Source records
-*-

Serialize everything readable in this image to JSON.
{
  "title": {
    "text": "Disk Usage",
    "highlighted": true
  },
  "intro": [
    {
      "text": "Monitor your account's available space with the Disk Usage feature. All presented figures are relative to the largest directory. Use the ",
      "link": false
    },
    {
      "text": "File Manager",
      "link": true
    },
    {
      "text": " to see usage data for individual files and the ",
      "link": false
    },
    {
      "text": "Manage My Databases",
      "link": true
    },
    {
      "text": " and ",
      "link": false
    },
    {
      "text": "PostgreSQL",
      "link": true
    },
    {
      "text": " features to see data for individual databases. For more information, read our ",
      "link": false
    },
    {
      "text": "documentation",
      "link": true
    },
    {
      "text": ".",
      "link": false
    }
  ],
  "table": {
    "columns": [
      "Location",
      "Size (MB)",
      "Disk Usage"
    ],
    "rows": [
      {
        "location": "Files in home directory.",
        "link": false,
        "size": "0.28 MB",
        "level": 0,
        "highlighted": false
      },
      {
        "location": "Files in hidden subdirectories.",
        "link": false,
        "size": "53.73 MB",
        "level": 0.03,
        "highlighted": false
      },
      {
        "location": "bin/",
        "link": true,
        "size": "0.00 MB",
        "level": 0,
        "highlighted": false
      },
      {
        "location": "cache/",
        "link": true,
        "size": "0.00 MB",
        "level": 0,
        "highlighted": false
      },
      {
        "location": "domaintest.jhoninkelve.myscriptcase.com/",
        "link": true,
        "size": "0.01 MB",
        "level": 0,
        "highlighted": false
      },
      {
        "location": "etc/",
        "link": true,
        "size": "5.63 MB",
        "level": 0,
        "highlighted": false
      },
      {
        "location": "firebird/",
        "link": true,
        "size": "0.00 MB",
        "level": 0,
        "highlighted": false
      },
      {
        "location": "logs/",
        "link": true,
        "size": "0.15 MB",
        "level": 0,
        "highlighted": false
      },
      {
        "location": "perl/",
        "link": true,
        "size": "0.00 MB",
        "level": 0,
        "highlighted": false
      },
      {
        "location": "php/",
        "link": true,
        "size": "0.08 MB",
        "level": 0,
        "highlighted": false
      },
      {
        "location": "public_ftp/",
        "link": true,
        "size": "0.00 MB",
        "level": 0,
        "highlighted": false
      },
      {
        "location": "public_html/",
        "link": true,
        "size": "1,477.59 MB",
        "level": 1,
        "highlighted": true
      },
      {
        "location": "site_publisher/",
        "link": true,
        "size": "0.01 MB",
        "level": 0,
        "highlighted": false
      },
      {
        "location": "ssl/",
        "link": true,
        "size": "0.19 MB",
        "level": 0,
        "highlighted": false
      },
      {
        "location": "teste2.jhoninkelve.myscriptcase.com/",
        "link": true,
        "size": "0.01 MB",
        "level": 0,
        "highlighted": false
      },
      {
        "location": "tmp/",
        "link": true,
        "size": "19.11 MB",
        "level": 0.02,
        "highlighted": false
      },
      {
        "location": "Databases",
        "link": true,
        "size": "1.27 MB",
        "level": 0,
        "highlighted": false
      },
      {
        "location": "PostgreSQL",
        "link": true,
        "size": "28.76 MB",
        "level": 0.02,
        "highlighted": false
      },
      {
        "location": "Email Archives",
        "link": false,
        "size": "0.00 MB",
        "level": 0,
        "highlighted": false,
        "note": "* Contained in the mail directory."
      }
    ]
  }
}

-*-

## Written exercise
Return every record above exactly as it appears.

## Finished task
Serialize everything readable in this image to JSON.
{
  "title": {
    "text": "Disk Usage",
    "highlighted": true
  },
  "intro": [
    {
      "text": "Monitor your account's available space with the Disk Usage feature. All presented figures are relative to the largest directory. Use the ",
      "link": false
    },
    {
      "text": "File Manager",
      "link": true
    },
    {
      "text": " to see usage data for individual files and the ",
      "link": false
    },
    {
      "text": "Manage My Databases",
      "link": true
    },
    {
      "text": " and ",
      "link": false
    },
    {
      "text": "PostgreSQL",
      "link": true
    },
    {
      "text": " features to see data for individual databases. For more information, read our ",
      "link": false
    },
    {
      "text": "documentation",
      "link": true
    },
    {
      "text": ".",
      "link": false
    }
  ],
  "table": {
    "columns": [
      "Location",
      "Size (MB)",
      "Disk Usage"
    ],
    "rows": [
      {
        "location": "Files in home directory.",
        "link": false,
        "size": "0.28 MB",
        "level": 0,
        "highlighted": false
      },
      {
        "location": "Files in hidden subdirectories.",
        "link": false,
        "size": "53.73 MB",
        "level": 0.03,
        "highlighted": false
      },
      {
        "location": "bin/",
        "link": true,
        "size": "0.00 MB",
        "level": 0,
        "highlighted": false
      },
      {
        "location": "cache/",
        "link": true,
        "size": "0.00 MB",
        "level": 0,
        "highlighted": false
      },
      {
        "location": "domaintest.jhoninkelve.myscriptcase.com/",
        "link": true,
        "size": "0.01 MB",
        "level": 0,
        "highlighted": false
      },
      {
        "location": "etc/",
        "link": true,
        "size": "5.63 MB",
        "level": 0,
        "highlighted": false
      },
      {
        "location": "firebird/",
        "link": true,
        "size": "0.00 MB",
        "level": 0,
        "highlighted": false
      },
      {
        "location": "logs/",
        "link": true,
        "size": "0.15 MB",
        "level": 0,
        "highlighted": false
      },
      {
        "location": "perl/",
        "link": true,
        "size": "0.00 MB",
        "level": 0,
        "highlighted": false
      },
      {
        "location": "php/",
        "link": true,
        "size": "0.08 MB",
        "level": 0,
        "highlighted": false
      },
      {
        "location": "public_ftp/",
        "link": true,
        "size": "0.00 MB",
        "level": 0,
        "highlighted": false
      },
      {
        "location": "public_html/",
        "link": true,
        "size": "1,477.59 MB",
        "level": 1,
        "highlighted": true
      },
      {
        "location": "site_publisher/",
        "link": true,
        "size": "0.01 MB",
        "level": 0,
        "highlighted": false
      },
      {
        "location": "ssl/",
        "link": true,
        "size": "0.19 MB",
        "level": 0,
        "highlighted": false
      },
      {
        "location": "teste2.jhoninkelve.myscriptcase.com/",
        "link": true,
        "size": "0.01 MB",
        "level": 0,
        "highlighted": false
      },
      {
        "location": "tmp/",
        "link": true,
        "size": "19.11 MB",
        "level": 0.02,
        "highlighted": false
      },
      {
        "location": "Databases",
        "link": true,
        "size": "1.27 MB",
        "level": 0,
        "highlighted": false
      },
      {
        "location": "PostgreSQL",
        "link": true,
        "size": "28.76 MB",
        "level": 0.02,
        "highlighted": false
      },
      {
        "location": "Email Archives",
        "link": false,
        "size": "0.00 MB",
        "level": 0,
        "highlighted": false,
        "note": "* Contained in the mail directory."
      }
    ]
  }
}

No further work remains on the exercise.